Isee industrial farming everywhere, all over the American farming states one will see massive industrialized farms. Seeing as how I'm from Illinois I've seen many of these massive corn farms. It makes me think of how much power and fuel it must take to power these places everyday. One would think growing food is a natural and and harmless activity to the Earth, but I simply think that's incorrect. Because farmer use so much oil, fertilizer, and pesticides it pollutes the nearby water supplies and the causes greenhouse effect due to the high oil usage and or fossil fuels usage. All of this is totally unnecessary seeing as how there are farmers whom produce organic produce. Free of pesticides and fertilizer runoff. I believe this is how Americans should be farming, going back to our old roots of natrually growing produce and giving back to the Earth as opposed to leeching from it causing serious repercussions.

Action item
Carry on the passage about industrial farming from its final sentence. The material has nothing to do with the industrial farming passage.

Source data
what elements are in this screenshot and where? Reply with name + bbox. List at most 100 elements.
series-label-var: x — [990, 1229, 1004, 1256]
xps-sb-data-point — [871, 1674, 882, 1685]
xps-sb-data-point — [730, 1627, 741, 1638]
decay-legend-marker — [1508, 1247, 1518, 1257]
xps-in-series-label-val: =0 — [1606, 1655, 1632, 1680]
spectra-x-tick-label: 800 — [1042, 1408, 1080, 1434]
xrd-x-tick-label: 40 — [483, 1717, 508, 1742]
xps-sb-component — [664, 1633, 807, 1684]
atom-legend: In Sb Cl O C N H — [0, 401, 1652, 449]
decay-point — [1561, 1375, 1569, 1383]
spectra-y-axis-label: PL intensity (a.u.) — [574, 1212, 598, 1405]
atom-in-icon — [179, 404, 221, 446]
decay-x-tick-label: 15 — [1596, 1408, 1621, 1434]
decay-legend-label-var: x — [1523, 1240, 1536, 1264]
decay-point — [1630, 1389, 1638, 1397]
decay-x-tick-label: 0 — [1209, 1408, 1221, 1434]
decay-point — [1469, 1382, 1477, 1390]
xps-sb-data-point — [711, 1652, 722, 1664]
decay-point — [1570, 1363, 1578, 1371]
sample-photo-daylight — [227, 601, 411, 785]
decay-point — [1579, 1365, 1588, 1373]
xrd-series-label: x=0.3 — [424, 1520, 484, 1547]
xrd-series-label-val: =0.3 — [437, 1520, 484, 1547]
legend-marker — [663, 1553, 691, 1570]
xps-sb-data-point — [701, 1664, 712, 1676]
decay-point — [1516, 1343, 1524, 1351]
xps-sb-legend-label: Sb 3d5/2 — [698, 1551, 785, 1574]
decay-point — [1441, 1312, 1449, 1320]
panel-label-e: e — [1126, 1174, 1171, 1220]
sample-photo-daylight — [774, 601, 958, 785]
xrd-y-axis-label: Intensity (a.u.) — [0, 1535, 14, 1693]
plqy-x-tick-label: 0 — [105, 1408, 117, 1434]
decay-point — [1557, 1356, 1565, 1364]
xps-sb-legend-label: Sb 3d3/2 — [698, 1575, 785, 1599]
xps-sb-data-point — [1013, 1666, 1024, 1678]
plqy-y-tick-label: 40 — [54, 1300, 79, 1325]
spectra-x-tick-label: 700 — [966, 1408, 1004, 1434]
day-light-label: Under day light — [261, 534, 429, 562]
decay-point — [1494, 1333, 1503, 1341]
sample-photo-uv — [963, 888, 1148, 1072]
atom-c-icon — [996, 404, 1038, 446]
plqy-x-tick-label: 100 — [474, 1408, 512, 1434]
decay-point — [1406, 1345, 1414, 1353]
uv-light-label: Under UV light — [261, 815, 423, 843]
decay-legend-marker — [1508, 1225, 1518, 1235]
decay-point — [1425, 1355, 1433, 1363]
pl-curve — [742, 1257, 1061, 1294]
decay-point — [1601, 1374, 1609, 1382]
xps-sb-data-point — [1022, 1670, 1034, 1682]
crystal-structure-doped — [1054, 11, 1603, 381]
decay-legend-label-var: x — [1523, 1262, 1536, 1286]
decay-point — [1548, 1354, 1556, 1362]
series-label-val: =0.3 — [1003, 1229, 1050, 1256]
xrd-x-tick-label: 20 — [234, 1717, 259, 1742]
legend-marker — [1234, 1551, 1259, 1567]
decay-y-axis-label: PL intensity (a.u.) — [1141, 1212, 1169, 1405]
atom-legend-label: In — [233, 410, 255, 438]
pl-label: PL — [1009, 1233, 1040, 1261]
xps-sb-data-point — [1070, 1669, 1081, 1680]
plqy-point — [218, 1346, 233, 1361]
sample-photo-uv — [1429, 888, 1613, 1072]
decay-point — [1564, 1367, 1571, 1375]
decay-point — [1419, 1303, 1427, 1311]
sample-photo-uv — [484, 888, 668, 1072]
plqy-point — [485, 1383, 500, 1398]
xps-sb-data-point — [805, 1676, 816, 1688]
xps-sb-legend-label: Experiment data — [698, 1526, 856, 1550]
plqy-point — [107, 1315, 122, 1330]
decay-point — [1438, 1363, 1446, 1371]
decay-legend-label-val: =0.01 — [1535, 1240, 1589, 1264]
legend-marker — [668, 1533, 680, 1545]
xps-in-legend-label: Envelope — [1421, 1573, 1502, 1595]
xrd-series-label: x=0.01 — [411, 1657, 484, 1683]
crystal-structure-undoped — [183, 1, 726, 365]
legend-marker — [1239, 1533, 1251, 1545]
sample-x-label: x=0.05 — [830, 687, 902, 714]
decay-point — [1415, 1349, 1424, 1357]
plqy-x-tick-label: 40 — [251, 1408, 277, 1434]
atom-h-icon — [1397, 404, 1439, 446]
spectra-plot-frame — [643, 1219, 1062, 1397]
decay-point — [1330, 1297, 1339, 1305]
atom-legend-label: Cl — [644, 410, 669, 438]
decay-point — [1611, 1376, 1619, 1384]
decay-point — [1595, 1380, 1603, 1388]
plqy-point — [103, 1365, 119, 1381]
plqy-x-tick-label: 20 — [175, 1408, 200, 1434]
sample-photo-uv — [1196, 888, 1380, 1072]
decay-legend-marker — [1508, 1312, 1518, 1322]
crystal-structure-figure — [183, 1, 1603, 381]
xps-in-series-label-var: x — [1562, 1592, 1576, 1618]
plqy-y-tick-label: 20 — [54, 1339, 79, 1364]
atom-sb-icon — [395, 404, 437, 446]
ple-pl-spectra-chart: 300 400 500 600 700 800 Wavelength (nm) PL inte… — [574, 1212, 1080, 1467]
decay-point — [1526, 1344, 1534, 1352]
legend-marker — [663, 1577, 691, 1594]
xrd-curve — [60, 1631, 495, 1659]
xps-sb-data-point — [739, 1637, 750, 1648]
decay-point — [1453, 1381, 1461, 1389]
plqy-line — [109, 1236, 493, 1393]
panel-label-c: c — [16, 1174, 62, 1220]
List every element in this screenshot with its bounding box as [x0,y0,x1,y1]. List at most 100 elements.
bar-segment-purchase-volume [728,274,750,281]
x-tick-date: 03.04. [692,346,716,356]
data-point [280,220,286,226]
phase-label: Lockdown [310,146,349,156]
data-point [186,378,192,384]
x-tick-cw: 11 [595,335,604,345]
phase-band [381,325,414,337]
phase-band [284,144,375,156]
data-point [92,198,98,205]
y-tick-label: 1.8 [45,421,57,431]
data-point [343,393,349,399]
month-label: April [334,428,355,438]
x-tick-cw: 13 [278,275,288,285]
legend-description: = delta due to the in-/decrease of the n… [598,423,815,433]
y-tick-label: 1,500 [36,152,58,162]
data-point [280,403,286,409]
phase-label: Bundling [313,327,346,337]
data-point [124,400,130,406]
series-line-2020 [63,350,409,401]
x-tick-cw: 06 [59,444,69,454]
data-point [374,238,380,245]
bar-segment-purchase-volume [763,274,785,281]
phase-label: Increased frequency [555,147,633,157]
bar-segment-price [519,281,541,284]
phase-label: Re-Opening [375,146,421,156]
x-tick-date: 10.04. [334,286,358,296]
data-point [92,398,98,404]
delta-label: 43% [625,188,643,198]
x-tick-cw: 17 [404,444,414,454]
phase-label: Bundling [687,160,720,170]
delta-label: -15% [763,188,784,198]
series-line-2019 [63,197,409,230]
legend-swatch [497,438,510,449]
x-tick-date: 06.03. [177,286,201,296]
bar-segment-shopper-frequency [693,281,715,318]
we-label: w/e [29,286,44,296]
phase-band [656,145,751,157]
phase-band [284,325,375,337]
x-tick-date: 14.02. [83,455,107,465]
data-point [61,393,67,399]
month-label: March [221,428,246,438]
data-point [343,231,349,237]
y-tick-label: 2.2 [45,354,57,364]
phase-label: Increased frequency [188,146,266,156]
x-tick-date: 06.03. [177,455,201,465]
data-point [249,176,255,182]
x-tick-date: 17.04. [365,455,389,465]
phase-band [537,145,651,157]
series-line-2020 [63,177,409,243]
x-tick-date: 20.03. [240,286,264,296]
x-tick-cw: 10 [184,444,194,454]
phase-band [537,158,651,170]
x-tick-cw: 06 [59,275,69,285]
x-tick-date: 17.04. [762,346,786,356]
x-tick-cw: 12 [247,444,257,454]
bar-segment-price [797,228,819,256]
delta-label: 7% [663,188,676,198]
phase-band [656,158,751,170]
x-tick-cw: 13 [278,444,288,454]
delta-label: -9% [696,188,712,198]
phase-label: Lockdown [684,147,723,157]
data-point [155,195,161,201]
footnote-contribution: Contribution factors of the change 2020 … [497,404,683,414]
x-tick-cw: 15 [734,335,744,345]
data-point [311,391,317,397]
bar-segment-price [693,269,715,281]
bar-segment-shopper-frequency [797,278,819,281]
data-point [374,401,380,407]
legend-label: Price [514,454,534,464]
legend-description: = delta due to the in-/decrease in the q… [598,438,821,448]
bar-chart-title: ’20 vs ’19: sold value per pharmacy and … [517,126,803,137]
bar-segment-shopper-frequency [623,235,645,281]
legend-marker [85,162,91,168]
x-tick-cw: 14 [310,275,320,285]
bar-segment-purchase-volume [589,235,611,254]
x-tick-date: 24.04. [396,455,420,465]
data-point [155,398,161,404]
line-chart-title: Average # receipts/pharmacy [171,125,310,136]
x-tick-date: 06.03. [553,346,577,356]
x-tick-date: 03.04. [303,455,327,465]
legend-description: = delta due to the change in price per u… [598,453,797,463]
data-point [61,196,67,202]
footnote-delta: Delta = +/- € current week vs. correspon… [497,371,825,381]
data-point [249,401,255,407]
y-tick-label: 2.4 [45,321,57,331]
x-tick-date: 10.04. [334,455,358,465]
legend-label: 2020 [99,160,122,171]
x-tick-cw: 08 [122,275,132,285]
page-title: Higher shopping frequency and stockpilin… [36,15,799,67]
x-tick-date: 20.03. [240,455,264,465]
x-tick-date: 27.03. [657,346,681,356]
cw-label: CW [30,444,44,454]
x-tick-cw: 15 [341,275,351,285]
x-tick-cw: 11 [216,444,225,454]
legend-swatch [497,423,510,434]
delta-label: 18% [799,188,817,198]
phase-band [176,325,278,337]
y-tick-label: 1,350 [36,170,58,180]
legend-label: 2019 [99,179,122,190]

Answer
Corn is everywere

Heading into a typical American grocery store were the store sells the typical brands of food, if one were to look on the ingredients label; one will most likely see a corn product listed. Whether is corn meal, or the more commonly used sweetener corn syrup, it is likely one will see corn in almost any snack food or drink.

Friday, April 30, 2010

Antibiotics: Our greatest ally is our greatest enemy


It is estimated by the UCS that 70% of the antimicrobial drug are given to animals in the United States over people. In the U.S. farmers pump their livestock with antibiotics and hormones, so much so that it has given birth to anti-biotic resistant bacteria. Its estimated that is costs the public health system in the U.S. close to 5 billion dollars.

Pigs and their destructive waste


As everybody knows, livestock produces waste. The question is, what do farmers do with the waste? Their is a multitude of ways farmers could dispose of such waste, but like all businesses they look for the cheapest solution. In this case, dumping the hog waste in an open-air lagoon. The issue with such a disposal method is when these lagoons overflow from rain the flow into nearby streams and creeks used for human consumption.

What about the Cattle?


Within the meat industry exist large industrial cattle operations call CAFOs, or concentrated animal feeding operations. The idea is to pack thousands of cattle in the case of cows ten of thousands, in massive pens in filthy conditions in order to feed them as quickly and efficiently as possible.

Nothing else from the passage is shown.